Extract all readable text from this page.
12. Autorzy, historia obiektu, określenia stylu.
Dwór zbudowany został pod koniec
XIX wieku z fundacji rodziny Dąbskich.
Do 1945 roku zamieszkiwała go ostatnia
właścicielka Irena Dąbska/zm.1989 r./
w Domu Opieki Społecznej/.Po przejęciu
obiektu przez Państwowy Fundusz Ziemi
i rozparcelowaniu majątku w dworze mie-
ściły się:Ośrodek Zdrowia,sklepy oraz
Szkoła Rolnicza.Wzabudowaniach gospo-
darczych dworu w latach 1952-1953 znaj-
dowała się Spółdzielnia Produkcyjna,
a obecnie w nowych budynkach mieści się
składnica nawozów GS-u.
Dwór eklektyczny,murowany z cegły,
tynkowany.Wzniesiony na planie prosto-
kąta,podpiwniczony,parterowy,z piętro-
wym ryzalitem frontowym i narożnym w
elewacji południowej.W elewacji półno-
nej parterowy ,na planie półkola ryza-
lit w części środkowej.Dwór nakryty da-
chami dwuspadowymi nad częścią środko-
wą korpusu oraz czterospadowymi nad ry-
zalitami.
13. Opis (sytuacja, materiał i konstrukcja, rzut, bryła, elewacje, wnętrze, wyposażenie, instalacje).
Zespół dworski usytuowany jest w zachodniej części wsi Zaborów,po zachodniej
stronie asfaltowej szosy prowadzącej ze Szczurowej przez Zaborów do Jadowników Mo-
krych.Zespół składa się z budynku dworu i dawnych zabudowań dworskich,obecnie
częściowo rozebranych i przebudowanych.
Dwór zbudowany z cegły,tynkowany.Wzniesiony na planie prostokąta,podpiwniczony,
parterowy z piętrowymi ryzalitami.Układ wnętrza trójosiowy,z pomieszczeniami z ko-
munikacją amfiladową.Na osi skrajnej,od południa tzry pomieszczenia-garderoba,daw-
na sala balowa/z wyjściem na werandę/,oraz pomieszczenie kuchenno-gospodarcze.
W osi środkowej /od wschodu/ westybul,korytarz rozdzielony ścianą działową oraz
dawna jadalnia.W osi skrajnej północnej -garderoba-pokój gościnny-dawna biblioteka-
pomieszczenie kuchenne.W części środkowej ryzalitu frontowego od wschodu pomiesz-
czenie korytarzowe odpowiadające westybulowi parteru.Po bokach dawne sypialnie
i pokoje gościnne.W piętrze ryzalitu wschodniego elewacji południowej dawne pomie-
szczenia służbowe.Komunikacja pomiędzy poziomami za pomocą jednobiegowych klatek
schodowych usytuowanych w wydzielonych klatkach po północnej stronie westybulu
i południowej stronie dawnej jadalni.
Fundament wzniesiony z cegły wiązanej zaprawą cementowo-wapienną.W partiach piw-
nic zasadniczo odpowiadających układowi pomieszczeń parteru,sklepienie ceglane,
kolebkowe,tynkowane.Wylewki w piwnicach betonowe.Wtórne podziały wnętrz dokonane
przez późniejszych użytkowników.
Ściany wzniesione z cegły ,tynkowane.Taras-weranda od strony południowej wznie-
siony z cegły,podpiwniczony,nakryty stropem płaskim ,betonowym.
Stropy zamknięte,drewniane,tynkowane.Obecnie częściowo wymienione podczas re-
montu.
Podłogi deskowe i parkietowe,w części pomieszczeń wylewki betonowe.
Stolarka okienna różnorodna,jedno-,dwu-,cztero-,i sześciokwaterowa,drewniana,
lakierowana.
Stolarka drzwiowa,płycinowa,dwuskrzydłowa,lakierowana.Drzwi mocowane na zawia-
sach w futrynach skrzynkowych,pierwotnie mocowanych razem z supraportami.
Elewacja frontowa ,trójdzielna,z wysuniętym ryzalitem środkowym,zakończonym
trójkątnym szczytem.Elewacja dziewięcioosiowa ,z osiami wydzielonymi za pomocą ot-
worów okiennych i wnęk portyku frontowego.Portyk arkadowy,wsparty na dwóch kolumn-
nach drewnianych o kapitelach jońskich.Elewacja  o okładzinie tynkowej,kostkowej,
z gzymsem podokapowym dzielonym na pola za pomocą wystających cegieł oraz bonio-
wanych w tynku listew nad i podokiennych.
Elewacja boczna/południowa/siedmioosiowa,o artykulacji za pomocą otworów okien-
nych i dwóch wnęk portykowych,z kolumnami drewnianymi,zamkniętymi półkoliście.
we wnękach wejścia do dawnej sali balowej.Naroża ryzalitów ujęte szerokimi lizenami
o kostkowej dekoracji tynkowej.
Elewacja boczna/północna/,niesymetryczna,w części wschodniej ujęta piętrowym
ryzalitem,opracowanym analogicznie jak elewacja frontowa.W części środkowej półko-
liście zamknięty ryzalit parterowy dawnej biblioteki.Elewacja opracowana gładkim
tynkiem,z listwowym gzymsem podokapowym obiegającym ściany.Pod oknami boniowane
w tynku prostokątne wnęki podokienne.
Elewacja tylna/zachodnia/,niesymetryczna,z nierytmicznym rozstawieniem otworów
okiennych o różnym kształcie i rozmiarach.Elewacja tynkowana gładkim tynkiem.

------------------------------------------------

▶ Task details:
Hand back the material above in full, exactly as written.

▶ Solution:
Extract all readable text from this page.
12. Autorzy, historia obiektu, określenia stylu.
Dwór zbudowany został pod koniec
XIX wieku z fundacji rodziny Dąbskich.
Do 1945 roku zamieszkiwała go ostatnia
właścicielka Irena Dąbska/zm.1989 r./
w Domu Opieki Społecznej/.Po przejęciu
obiektu przez Państwowy Fundusz Ziemi
i rozparcelowaniu majątku w dworze mie-
ściły się:Ośrodek Zdrowia,sklepy oraz
Szkoła Rolnicza.Wzabudowaniach gospo-
darczych dworu w latach 1952-1953 znaj-
dowała się Spółdzielnia Produkcyjna,
a obecnie w nowych budynkach mieści się
składnica nawozów GS-u.
Dwór eklektyczny,murowany z cegły,
tynkowany.Wzniesiony na planie prosto-
kąta,podpiwniczony,parterowy,z piętro-
wym ryzalitem frontowym i narożnym w
elewacji południowej.W elewacji półno-
nej parterowy ,na planie półkola ryza-
lit w części środkowej.Dwór nakryty da-
chami dwuspadowymi nad częścią środko-
wą korpusu oraz czterospadowymi nad ry-
zalitami.
13. Opis (sytuacja, materiał i konstrukcja, rzut, bryła, elewacje, wnętrze, wyposażenie, instalacje).
Zespół dworski usytuowany jest w zachodniej części wsi Zaborów,po zachodniej
stronie asfaltowej szosy prowadzącej ze Szczurowej przez Zaborów do Jadowników Mo-
krych.Zespół składa się z budynku dworu i dawnych zabudowań dworskich,obecnie
częściowo rozebranych i przebudowanych.
Dwór zbudowany z cegły,tynkowany.Wzniesiony na planie prostokąta,podpiwniczony,
parterowy z piętrowymi ryzalitami.Układ wnętrza trójosiowy,z pomieszczeniami z ko-
munikacją amfiladową.Na osi skrajnej,od południa tzry pomieszczenia-garderoba,daw-
na sala balowa/z wyjściem na werandę/,oraz pomieszczenie kuchenno-gospodarcze.
W osi środkowej /od wschodu/ westybul,korytarz rozdzielony ścianą działową oraz
dawna jadalnia.W osi skrajnej północnej -garderoba-pokój gościnny-dawna biblioteka-
pomieszczenie kuchenne.W części środkowej ryzalitu frontowego od wschodu pomiesz-
czenie korytarzowe odpowiadające westybulowi parteru.Po bokach dawne sypialnie
i pokoje gościnne.W piętrze ryzalitu wschodniego elewacji południowej dawne pomie-
szczenia służbowe.Komunikacja pomiędzy poziomami za pomocą jednobiegowych klatek
schodowych usytuowanych w wydzielonych klatkach po północnej stronie westybulu
i południowej stronie dawnej jadalni.
Fundament wzniesiony z cegły wiązanej zaprawą cementowo-wapienną.W partiach piw-
nic zasadniczo odpowiadających układowi pomieszczeń parteru,sklepienie ceglane,
kolebkowe,tynkowane.Wylewki w piwnicach betonowe.Wtórne podziały wnętrz dokonane
przez późniejszych użytkowników.
Ściany wzniesione z cegły ,tynkowane.Taras-weranda od strony południowej wznie-
siony z cegły,podpiwniczony,nakryty stropem płaskim ,betonowym.
Stropy zamknięte,drewniane,tynkowane.Obecnie częściowo wymienione podczas re-
montu.
Podłogi deskowe i parkietowe,w części pomieszczeń wylewki betonowe.
Stolarka okienna różnorodna,jedno-,dwu-,cztero-,i sześciokwaterowa,drewniana,
lakierowana.
Stolarka drzwiowa,płycinowa,dwuskrzydłowa,lakierowana.Drzwi mocowane na zawia-
sach w futrynach skrzynkowych,pierwotnie mocowanych razem z supraportami.
Elewacja frontowa ,trójdzielna,z wysuniętym ryzalitem środkowym,zakończonym
trójkątnym szczytem.Elewacja dziewięcioosiowa ,z osiami wydzielonymi za pomocą ot-
worów okiennych i wnęk portyku frontowego.Portyk arkadowy,wsparty na dwóch kolumn-
nach drewnianych o kapitelach jońskich.Elewacja  o okładzinie tynkowej,kostkowej,
z gzymsem podokapowym dzielonym na pola za pomocą wystających cegieł oraz bonio-
wanych w tynku listew nad i podokiennych.
Elewacja boczna/południowa/siedmioosiowa,o artykulacji za pomocą otworów okien-
nych i dwóch wnęk portykowych,z kolumnami drewnianymi,zamkniętymi półkoliście.
we wnękach wejścia do dawnej sali balowej.Naroża ryzalitów ujęte szerokimi lizenami
o kostkowej dekoracji tynkowej.
Elewacja boczna/północna/,niesymetryczna,w części wschodniej ujęta piętrowym
ryzalitem,opracowanym analogicznie jak elewacja frontowa.W części środkowej półko-
liście zamknięty ryzalit parterowy dawnej biblioteki.Elewacja opracowana gładkim
tynkiem,z listwowym gzymsem podokapowym obiegającym ściany.Pod oknami boniowane
w tynku prostokątne wnęki podokienne.
Elewacja tylna/zachodnia/,niesymetryczna,z nierytmicznym rozstawieniem otworów
okiennych o różnym kształcie i rozmiarach.Elewacja tynkowana gładkim tynkiem.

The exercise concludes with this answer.